*The problem:*
Each line containing the word "foaf" must be collected.

[Extracted records]
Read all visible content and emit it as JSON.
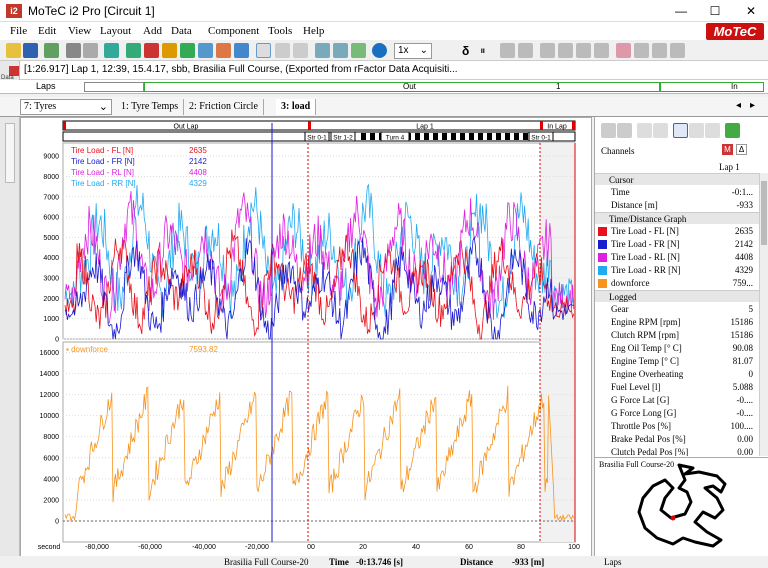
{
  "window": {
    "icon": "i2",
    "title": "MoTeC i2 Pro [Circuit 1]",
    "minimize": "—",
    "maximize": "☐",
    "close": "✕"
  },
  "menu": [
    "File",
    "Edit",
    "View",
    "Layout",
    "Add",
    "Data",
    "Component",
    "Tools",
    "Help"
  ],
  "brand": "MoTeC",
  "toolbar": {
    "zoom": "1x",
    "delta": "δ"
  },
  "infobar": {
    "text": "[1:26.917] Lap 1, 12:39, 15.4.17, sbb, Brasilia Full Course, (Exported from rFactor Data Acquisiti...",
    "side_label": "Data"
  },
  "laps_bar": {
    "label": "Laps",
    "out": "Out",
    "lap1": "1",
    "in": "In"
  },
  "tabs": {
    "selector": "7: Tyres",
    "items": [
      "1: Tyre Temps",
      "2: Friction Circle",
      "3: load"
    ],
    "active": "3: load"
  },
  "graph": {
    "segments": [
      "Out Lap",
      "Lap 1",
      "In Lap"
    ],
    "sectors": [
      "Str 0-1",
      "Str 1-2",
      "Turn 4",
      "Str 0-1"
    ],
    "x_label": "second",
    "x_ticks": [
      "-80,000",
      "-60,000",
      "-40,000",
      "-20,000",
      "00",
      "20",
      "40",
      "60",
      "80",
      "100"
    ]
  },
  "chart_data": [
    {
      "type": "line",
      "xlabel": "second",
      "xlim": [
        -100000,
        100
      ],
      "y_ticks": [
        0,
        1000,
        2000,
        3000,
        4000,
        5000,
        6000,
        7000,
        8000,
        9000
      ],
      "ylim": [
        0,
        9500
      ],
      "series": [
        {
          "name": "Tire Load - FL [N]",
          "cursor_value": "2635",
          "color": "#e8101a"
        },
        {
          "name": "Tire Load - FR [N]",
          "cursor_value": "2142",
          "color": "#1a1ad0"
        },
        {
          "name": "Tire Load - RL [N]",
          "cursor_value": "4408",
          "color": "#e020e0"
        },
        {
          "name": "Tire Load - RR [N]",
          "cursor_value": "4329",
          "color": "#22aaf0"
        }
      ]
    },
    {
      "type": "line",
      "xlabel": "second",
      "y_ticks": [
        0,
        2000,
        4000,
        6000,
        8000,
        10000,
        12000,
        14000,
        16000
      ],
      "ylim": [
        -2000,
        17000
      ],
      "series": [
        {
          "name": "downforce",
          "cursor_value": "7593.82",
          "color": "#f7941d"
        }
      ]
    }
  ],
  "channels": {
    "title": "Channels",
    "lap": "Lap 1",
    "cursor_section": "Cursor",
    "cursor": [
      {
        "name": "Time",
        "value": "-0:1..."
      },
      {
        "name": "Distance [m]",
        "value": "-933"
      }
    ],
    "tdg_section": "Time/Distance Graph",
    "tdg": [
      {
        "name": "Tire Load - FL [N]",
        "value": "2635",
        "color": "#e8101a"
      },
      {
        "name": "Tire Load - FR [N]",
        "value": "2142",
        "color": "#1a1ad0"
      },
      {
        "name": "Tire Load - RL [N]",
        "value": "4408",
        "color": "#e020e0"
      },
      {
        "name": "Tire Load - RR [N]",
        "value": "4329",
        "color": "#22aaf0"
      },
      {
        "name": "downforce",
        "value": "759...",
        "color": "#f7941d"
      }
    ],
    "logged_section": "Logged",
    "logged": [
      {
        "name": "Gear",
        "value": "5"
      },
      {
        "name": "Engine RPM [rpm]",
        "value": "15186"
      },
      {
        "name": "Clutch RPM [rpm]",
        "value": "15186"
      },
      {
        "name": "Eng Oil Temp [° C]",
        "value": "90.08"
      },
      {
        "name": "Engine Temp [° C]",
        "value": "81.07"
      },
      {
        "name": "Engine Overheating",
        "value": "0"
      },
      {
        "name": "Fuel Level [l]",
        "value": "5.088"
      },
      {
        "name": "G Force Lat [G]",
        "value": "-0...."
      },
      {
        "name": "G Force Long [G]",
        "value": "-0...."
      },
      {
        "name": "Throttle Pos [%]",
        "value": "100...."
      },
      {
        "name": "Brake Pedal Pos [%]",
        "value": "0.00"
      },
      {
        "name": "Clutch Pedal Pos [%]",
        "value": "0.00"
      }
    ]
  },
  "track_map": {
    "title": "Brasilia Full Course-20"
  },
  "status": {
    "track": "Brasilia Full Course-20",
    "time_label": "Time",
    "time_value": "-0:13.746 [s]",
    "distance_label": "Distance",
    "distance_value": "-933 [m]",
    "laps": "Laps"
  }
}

...

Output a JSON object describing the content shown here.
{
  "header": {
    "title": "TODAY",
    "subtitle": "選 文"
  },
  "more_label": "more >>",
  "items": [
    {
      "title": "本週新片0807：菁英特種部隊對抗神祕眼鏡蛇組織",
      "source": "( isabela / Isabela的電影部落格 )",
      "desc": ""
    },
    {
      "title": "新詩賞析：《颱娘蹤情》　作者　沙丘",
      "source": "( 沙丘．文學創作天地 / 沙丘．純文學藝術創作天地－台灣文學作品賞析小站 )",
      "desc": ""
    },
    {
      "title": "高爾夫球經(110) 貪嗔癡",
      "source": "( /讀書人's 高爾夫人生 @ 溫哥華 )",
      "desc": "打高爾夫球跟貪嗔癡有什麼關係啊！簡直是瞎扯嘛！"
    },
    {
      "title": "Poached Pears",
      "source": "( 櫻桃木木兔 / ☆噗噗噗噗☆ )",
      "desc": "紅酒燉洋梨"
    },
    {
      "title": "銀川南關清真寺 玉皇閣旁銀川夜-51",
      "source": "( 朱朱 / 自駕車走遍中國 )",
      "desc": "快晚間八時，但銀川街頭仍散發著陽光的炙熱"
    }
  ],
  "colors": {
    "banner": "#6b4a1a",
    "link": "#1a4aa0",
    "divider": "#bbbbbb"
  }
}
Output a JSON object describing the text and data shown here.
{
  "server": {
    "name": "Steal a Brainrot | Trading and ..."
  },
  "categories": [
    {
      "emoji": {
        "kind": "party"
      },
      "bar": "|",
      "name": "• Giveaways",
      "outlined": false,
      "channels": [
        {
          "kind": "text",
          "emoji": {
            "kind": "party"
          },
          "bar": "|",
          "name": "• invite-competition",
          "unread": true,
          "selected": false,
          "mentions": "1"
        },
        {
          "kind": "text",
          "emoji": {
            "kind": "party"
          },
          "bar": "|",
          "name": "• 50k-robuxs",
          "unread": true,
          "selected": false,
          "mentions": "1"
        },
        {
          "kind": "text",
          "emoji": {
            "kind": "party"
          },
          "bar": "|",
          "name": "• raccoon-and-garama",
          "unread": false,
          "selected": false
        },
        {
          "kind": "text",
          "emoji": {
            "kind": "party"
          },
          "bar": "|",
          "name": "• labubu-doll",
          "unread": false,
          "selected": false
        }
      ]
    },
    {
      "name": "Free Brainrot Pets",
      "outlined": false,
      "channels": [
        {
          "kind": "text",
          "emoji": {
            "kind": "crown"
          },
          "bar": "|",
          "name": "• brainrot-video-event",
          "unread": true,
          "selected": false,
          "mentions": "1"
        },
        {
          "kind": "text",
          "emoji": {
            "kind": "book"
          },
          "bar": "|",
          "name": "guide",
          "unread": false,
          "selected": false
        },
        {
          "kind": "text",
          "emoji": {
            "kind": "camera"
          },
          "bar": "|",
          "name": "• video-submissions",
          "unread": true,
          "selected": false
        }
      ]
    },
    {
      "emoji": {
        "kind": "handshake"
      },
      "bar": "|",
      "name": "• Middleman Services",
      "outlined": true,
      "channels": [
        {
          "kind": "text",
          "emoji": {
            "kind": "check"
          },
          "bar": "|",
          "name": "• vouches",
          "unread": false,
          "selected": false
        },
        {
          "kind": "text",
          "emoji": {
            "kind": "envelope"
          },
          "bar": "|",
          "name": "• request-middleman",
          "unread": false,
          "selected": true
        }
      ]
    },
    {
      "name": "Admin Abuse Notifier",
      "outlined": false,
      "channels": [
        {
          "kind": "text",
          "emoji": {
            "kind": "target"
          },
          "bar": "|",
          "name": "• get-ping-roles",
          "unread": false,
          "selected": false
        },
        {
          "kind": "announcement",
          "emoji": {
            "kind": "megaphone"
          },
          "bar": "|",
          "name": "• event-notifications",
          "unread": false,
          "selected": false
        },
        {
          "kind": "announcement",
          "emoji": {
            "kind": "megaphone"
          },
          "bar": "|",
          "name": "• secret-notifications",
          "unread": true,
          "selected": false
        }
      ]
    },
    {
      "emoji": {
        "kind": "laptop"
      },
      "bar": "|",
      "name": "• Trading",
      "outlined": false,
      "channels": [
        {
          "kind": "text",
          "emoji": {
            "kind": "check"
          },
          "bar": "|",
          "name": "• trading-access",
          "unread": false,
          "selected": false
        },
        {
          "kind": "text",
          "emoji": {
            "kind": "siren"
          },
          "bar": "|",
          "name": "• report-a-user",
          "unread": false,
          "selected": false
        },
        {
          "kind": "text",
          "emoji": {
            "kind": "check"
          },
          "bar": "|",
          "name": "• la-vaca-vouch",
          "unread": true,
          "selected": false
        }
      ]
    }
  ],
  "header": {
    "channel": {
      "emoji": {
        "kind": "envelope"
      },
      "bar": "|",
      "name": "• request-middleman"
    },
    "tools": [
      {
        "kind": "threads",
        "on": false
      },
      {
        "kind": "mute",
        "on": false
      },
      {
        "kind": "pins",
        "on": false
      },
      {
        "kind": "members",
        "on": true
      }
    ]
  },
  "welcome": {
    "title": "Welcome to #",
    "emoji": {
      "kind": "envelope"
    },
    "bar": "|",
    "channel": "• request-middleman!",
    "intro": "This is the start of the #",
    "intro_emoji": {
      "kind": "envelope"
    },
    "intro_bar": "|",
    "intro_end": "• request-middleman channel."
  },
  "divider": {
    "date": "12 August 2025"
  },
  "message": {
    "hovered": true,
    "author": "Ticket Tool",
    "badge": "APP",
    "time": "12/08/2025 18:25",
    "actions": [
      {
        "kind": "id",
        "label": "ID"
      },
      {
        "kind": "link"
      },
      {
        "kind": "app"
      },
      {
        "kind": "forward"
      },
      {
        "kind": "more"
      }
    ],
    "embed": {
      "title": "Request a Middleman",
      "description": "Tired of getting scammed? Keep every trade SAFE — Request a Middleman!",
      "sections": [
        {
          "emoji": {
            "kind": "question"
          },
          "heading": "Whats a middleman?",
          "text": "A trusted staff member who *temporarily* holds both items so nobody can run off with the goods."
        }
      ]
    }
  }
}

---

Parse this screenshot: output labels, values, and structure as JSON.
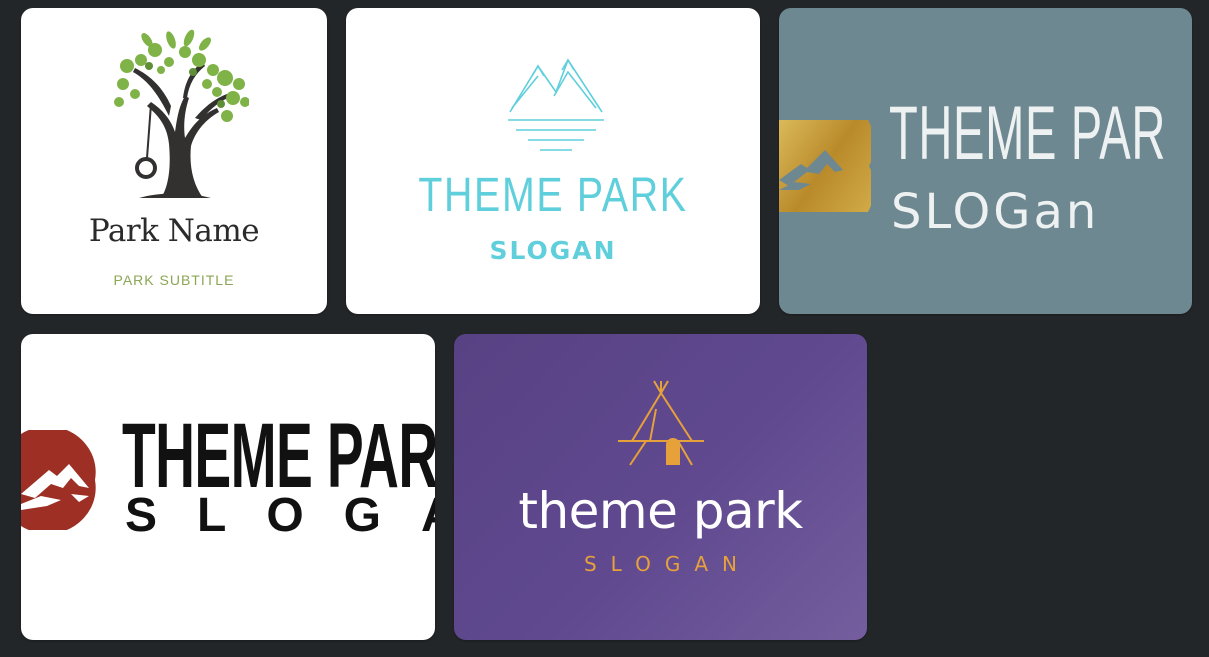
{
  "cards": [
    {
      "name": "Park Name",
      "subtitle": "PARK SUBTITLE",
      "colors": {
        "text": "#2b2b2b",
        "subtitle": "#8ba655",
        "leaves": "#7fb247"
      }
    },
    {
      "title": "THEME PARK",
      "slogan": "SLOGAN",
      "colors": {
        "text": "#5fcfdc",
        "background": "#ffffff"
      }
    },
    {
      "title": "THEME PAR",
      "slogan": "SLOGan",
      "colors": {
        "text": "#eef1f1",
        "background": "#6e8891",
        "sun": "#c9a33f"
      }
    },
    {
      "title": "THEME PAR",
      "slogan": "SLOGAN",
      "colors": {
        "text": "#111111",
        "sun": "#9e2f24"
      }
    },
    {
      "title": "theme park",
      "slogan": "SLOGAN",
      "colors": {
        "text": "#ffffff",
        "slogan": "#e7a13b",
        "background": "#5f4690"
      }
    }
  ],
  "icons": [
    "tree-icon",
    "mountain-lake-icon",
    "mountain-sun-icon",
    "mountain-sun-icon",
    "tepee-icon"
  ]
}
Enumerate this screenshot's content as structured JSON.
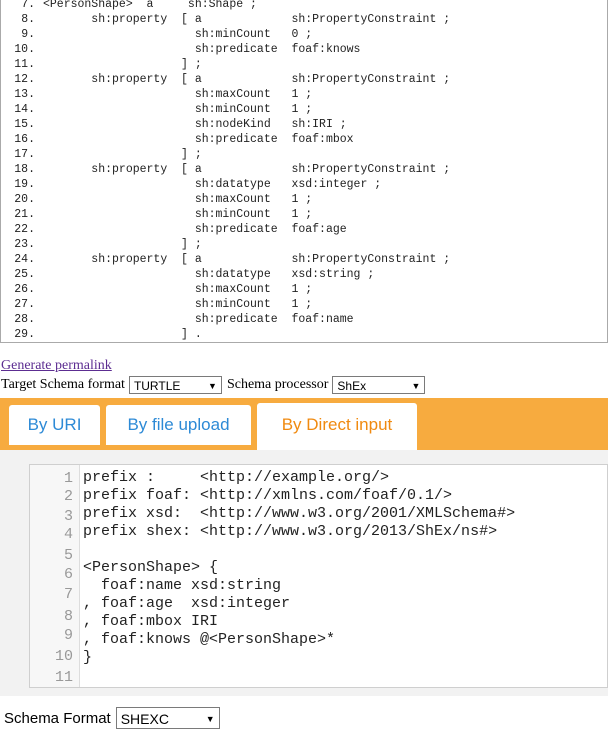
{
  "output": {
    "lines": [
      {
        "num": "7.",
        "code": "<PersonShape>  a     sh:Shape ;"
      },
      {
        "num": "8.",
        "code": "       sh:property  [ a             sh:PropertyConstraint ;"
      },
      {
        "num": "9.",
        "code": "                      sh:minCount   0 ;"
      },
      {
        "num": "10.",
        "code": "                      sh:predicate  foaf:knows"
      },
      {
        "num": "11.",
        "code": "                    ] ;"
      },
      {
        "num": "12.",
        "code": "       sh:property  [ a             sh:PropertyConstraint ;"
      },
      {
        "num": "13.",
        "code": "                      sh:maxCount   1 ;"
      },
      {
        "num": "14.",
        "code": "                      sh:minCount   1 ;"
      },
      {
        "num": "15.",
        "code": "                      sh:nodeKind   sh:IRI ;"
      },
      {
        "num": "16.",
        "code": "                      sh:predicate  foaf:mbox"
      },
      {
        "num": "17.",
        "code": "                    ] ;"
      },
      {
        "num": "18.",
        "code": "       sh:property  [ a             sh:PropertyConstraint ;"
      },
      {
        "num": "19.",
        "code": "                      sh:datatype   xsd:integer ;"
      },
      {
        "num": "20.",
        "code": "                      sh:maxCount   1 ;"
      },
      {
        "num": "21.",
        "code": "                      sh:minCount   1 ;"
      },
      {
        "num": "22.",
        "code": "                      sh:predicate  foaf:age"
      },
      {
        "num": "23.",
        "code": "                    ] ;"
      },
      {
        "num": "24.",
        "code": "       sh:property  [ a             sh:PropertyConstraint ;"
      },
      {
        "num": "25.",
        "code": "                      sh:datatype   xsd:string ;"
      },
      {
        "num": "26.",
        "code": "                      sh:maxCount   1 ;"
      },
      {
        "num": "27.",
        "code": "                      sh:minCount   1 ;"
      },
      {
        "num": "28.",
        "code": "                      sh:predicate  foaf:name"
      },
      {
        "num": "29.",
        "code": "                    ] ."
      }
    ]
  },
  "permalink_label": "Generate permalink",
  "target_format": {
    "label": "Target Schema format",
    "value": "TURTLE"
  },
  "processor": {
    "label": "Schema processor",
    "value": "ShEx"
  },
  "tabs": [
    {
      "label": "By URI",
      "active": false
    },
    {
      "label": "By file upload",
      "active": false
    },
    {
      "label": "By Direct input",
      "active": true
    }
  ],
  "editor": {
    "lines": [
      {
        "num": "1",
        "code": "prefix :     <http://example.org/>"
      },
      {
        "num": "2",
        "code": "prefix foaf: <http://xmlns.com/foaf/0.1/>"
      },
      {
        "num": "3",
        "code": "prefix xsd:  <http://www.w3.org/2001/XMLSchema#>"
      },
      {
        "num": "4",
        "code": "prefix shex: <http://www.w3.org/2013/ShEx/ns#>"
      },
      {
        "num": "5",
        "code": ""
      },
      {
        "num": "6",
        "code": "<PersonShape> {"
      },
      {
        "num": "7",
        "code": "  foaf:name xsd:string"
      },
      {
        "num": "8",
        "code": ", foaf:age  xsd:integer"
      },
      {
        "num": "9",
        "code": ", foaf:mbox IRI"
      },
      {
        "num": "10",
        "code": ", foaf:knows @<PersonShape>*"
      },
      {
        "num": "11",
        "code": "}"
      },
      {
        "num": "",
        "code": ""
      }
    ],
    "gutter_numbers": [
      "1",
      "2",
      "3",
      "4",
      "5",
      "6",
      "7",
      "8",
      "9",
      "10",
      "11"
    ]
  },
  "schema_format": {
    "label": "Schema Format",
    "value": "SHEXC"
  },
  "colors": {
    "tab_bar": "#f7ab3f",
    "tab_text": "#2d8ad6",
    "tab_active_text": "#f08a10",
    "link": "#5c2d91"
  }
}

*The output:*
        "code": "                      sh:predicate  foaf:knows"
        "code": "                      sh:predicate  foaf:mbox"
        "code": "                      sh:predicate  foaf:age"
        "code": "                      sh:predicate  foaf:name"
        "code": "prefix foaf: <http://xmlns.com/foaf/0.1/>"
        "code": "  foaf:name xsd:string"
        "code": ", foaf:age  xsd:integer"
        "code": ", foaf:mbox IRI"
        "code": ", foaf:knows @<PersonShape>*"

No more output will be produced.